In December of 2016 I decided to sell my Atlas EQ6 for the newer Atlas Pro AZ EQ-G. My reasoning for the switch was based on several factors, but mainly these 2 sealed the deal for me
1. Increased weight capacity and
2. Belt-driven stepper motor drive system.
My old atlas still had enough value in the used marketplace that I could fund at least half of the new Atlas Pro AZ EQ-G's price tag, I’m a firm believer that my astronomy gear is just rented and that if you keep it well maintain and keep all the original boxes it will sell from 60% to 70% of it's original "new" price.
Visual performance using ALT/AZ mode
The ALT/AZ mode is what I use when doing any visual observing. It's easy to set up by removing the locking pin and screwing the mount into position using the altitude adjustment handle.
The Illuminated SynScan GoTo hand controller walks you thru the alignment routine with a series of questions i.e. starting with "AlT/AZ or EG mode", followed by "Alignment routine", 1 star, 2 star or bight star. Of the 3 alignment routines I find the "2 star" option works for me. It’s straight forward and not that much different from any other "2 star" alignment routine availble in other mounts.
- Select a star,
- slew to said star,
- center star in the eyepiece
- and confirm it is centered in the eyepiece
I try and pick second star on the opposite side of the meridian than the first star) and follow the same steps as before. Once complete you’ll get an “Alignment successful” message, and your ready to go.
With an accurate tripod leveling and close centering of alignment of 2 alignment stars, my slew accuracy is very accurate. I would like to see a sync to target added to the hand-paddle so that you can update the model accuracy with each new target slew, but other than that I’m very happy with this ALT/AZ option and use it all the time when doing visual or outreach and just need to get up and running quickly. It's also a great feature when Polaris isn't visible or obstructed.

Task prompt:
Reproduce the entire Atlas Pro AZ EQ-G review word for word.

Data excerpts:
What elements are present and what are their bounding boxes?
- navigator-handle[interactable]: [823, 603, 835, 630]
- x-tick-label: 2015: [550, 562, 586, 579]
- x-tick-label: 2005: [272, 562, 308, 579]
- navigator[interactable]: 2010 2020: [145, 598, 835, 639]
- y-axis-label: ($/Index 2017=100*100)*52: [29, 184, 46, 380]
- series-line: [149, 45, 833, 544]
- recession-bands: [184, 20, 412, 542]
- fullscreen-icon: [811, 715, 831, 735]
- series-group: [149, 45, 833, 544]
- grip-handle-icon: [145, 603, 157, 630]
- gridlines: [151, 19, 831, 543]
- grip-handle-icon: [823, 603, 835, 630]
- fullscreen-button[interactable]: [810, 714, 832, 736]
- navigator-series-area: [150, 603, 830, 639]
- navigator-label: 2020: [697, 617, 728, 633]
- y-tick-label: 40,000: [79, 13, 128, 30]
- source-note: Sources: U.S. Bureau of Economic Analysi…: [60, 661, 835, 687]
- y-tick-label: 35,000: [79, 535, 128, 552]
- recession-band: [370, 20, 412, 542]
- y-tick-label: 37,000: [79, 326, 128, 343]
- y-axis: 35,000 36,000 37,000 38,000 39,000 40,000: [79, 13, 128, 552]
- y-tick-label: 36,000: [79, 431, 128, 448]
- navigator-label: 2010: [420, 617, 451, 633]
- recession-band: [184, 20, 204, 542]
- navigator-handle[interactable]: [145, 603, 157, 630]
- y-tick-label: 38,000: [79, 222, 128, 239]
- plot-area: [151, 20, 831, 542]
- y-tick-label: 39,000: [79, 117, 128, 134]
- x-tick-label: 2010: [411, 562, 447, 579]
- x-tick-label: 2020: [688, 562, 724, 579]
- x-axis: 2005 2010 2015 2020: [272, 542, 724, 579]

Solution:
In December of 2016 I decided to sell my Atlas EQ6 for the newer Atlas Pro AZ EQ-G. My reasoning for the switch was based on several factors, but mainly these 2 sealed the deal for me
1. Increased weight capacity and
2. Belt-driven stepper motor drive system.
My old atlas still had enough value in the used marketplace that I could fund at least half of the new Atlas Pro AZ EQ-G's price tag, I’m a firm believer that my astronomy gear is just rented and that if you keep it well maintain and keep all the original boxes it will sell from 60% to 70% of it's original "new" price.
Visual performance using ALT/AZ mode
The ALT/AZ mode is what I use when doing any visual observing. It's easy to set up by removing the locking pin and screwing the mount into position using the altitude adjustment handle.
The Illuminated SynScan GoTo hand controller walks you thru the alignment routine with a series of questions i.e. starting with "AlT/AZ or EG mode", followed by "Alignment routine", 1 star, 2 star or bight star. Of the 3 alignment routines I find the "2 star" option works for me. It’s straight forward and not that much different from any other "2 star" alignment routine availble in other mounts.
- Select a star,
- slew to said star,
- center star in the eyepiece
- and confirm it is centered in the eyepiece
I try and pick second star on the opposite side of the meridian than the first star) and follow the same steps as before. Once complete you’ll get an “Alignment successful” message, and your ready to go.
With an accurate tripod leveling and close centering of alignment of 2 alignment stars, my slew accuracy is very accurate. I would like to see a sync to target added to the hand-paddle so that you can update the model accuracy with each new target slew, but other than that I’m very happy with this ALT/AZ option and use it all the time when doing visual or outreach and just need to get up and running quickly. It's also a great feature when Polaris isn't visible or obstructed.